▸ **Work to do**:
Write out the full listing exactly as given, minus the images.

▸ **Materials provided**:
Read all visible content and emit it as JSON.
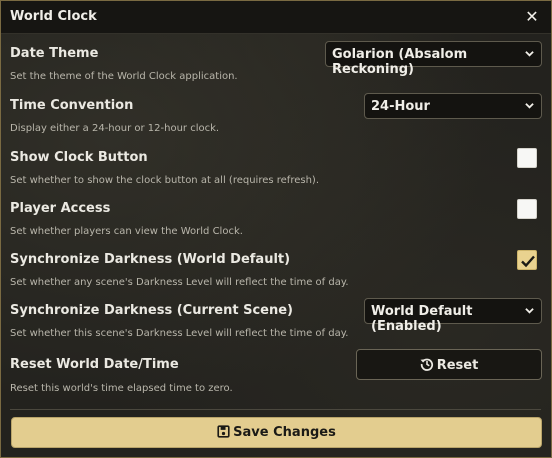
{
  "window": {
    "title": "World Clock",
    "accent_color": "#e3cd8f"
  },
  "settings": {
    "date_theme": {
      "label": "Date Theme",
      "hint": "Set the theme of the World Clock application.",
      "value": "Golarion (Absalom Reckoning)"
    },
    "time_convention": {
      "label": "Time Convention",
      "hint": "Display either a 24-hour or 12-hour clock.",
      "value": "24-Hour"
    },
    "show_clock_button": {
      "label": "Show Clock Button",
      "hint": "Set whether to show the clock button at all (requires refresh).",
      "checked": false
    },
    "player_access": {
      "label": "Player Access",
      "hint": "Set whether players can view the World Clock.",
      "checked": false
    },
    "sync_darkness_world": {
      "label": "Synchronize Darkness (World Default)",
      "hint": "Set whether any scene's Darkness Level will reflect the time of day.",
      "checked": true
    },
    "sync_darkness_scene": {
      "label": "Synchronize Darkness (Current Scene)",
      "hint": "Set whether this scene's Darkness Level will reflect the time of day.",
      "value": "World Default (Enabled)"
    },
    "reset_world_date": {
      "label": "Reset World Date/Time",
      "hint": "Reset this world's time elapsed time to zero.",
      "button_label": "Reset",
      "button_icon": "history-icon"
    }
  },
  "footer": {
    "save_label": "Save Changes",
    "save_icon": "save-icon"
  }
}
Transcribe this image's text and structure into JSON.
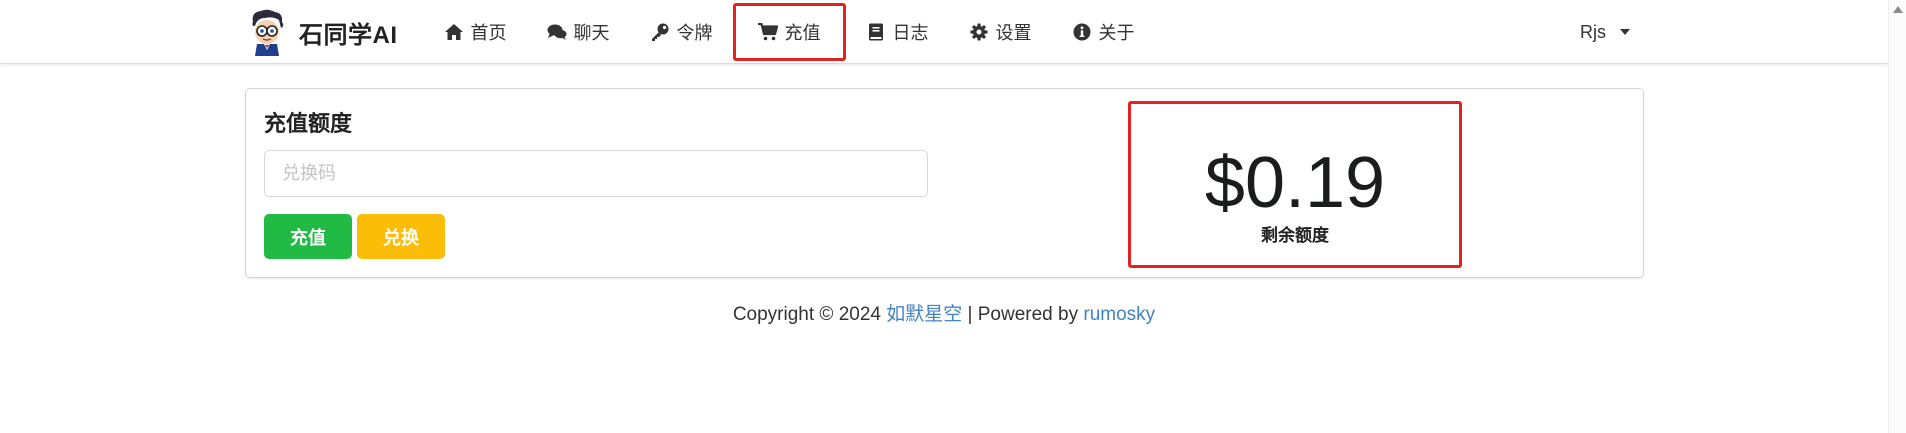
{
  "header": {
    "brand": "石同学AI",
    "nav": [
      {
        "label": "首页",
        "icon": "home-icon"
      },
      {
        "label": "聊天",
        "icon": "comments-icon"
      },
      {
        "label": "令牌",
        "icon": "key-icon"
      },
      {
        "label": "充值",
        "icon": "cart-icon",
        "active": true
      },
      {
        "label": "日志",
        "icon": "book-icon"
      },
      {
        "label": "设置",
        "icon": "gear-icon"
      },
      {
        "label": "关于",
        "icon": "info-icon"
      }
    ],
    "user": "Rjs"
  },
  "topup": {
    "title": "充值额度",
    "input_placeholder": "兑换码",
    "input_value": "",
    "topup_button": "充值",
    "redeem_button": "兑换",
    "balance": "$0.19",
    "balance_label": "剩余额度"
  },
  "footer": {
    "prefix": "Copyright © 2024 ",
    "link1": "如默星空",
    "middle": " | Powered by ",
    "link2": "rumosky"
  },
  "colors": {
    "highlight": "#e52222",
    "topup_button": "#21ba45",
    "redeem_button": "#fbbd08",
    "link": "#4183c4"
  }
}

▸ **Final result**:
Read all visible content and emit it as JSON.
{
  "window": {
    "title": "World Clock",
    "accent_color": "#e3cd8f"
  },
  "settings": {
    "date_theme": {
      "label": "Date Theme",
      "hint": "Set the theme of the World Clock application.",
      "value": "Golarion (Absalom Reckoning)"
    },
    "time_convention": {
      "label": "Time Convention",
      "hint": "Display either a 24-hour or 12-hour clock.",
      "value": "24-Hour"
    },
    "show_clock_button": {
      "label": "Show Clock Button",
      "hint": "Set whether to show the clock button at all (requires refresh).",
      "checked": false
    },
    "player_access": {
      "label": "Player Access",
      "hint": "Set whether players can view the World Clock.",
      "checked": false
    },
    "sync_darkness_world": {
      "label": "Synchronize Darkness (World Default)",
      "hint": "Set whether any scene's Darkness Level will reflect the time of day.",
      "checked": true
    },
    "sync_darkness_scene": {
      "label": "Synchronize Darkness (Current Scene)",
      "hint": "Set whether this scene's Darkness Level will reflect the time of day.",
      "value": "World Default (Enabled)"
    },
    "reset_world_date": {
      "label": "Reset World Date/Time",
      "hint": "Reset this world's time elapsed time to zero.",
      "button_label": "Reset",
      "button_icon": "history-icon"
    }
  },
  "footer": {
    "save_label": "Save Changes",
    "save_icon": "save-icon"
  }
}
Transcribe this image's text and structure into JSON.
{
  "header": {
    "brand": "石同学AI",
    "nav": [
      {
        "label": "首页",
        "icon": "home-icon"
      },
      {
        "label": "聊天",
        "icon": "comments-icon"
      },
      {
        "label": "令牌",
        "icon": "key-icon"
      },
      {
        "label": "充值",
        "icon": "cart-icon",
        "active": true
      },
      {
        "label": "日志",
        "icon": "book-icon"
      },
      {
        "label": "设置",
        "icon": "gear-icon"
      },
      {
        "label": "关于",
        "icon": "info-icon"
      }
    ],
    "user": "Rjs"
  },
  "topup": {
    "title": "充值额度",
    "input_placeholder": "兑换码",
    "input_value": "",
    "topup_button": "充值",
    "redeem_button": "兑换",
    "balance": "$0.19",
    "balance_label": "剩余额度"
  },
  "footer": {
    "prefix": "Copyright © 2024 ",
    "link1": "如默星空",
    "middle": " | Powered by ",
    "link2": "rumosky"
  },
  "colors": {
    "highlight": "#e52222",
    "topup_button": "#21ba45",
    "redeem_button": "#fbbd08",
    "link": "#4183c4"
  }
}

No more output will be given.